▶ _What you have to do_
Copy out each line of the data holding "people".

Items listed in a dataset
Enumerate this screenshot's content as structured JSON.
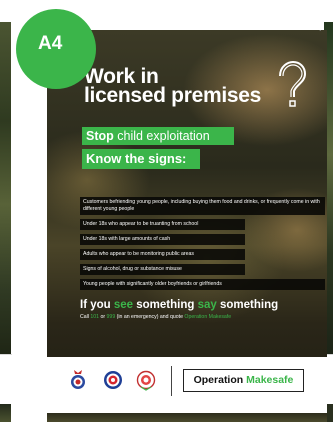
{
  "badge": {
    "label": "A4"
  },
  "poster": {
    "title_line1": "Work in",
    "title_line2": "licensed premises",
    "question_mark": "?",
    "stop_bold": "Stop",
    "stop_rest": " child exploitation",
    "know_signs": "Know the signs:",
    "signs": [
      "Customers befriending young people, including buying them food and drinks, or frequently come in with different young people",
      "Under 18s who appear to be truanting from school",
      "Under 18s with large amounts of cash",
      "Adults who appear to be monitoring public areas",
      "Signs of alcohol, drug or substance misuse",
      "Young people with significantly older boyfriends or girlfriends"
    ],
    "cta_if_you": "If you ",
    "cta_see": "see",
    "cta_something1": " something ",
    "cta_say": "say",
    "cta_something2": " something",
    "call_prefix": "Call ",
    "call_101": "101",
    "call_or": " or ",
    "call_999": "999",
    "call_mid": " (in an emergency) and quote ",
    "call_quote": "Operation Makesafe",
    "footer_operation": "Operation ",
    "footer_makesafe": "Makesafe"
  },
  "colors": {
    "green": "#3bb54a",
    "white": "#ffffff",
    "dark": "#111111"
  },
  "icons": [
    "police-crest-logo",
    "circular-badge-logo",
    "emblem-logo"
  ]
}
* * *
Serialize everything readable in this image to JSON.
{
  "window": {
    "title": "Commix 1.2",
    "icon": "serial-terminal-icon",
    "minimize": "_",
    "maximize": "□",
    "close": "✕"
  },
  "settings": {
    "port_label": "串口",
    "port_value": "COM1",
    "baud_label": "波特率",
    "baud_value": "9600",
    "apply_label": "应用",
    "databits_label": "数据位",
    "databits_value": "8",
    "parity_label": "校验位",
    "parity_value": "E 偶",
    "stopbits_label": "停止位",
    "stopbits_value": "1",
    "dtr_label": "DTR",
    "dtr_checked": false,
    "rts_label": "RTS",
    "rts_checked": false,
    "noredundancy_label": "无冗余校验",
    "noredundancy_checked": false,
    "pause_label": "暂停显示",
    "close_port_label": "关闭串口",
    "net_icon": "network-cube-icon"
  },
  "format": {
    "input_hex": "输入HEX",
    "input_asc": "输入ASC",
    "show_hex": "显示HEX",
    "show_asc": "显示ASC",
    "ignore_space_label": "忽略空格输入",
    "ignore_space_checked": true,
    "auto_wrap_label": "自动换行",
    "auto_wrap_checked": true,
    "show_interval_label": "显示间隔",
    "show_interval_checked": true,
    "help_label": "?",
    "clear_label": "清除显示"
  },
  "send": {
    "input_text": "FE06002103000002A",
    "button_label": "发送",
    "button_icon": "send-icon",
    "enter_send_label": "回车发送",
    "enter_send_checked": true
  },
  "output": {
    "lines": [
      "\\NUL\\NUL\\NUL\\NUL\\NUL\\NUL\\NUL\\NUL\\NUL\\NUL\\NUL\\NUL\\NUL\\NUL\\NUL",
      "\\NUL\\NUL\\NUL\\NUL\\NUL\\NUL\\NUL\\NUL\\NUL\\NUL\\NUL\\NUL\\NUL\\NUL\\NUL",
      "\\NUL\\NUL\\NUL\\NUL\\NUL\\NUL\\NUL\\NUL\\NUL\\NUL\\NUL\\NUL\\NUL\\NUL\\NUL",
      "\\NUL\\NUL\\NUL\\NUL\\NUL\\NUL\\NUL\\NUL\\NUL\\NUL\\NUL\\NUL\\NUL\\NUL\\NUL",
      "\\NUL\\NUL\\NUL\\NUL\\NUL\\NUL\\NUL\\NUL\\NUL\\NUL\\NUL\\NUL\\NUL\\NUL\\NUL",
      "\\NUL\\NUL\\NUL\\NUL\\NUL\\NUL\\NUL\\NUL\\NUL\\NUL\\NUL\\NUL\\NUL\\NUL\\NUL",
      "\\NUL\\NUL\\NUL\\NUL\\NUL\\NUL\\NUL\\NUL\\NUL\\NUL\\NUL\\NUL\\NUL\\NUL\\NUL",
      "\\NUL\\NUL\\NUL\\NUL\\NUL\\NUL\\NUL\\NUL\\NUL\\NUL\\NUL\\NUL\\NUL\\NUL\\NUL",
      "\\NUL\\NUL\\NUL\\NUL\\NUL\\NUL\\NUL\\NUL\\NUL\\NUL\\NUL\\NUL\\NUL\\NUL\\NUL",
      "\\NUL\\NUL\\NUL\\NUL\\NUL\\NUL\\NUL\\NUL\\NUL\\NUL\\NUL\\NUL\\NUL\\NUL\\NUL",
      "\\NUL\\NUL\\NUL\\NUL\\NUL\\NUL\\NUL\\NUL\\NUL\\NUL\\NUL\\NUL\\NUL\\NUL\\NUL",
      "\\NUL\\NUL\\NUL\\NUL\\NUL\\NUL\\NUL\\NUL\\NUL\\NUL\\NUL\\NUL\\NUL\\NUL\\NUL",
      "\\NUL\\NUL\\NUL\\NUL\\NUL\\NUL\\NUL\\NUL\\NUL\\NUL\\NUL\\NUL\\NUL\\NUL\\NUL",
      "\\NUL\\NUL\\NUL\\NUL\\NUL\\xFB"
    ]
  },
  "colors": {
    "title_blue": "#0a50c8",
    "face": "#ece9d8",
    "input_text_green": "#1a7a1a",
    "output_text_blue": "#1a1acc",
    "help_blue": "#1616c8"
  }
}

▶ _Response to this task_
      "Customers befriending young people, including buying them food and drinks, or frequently come in with different young people",
      "Young people with significantly older boyfriends or girlfriends"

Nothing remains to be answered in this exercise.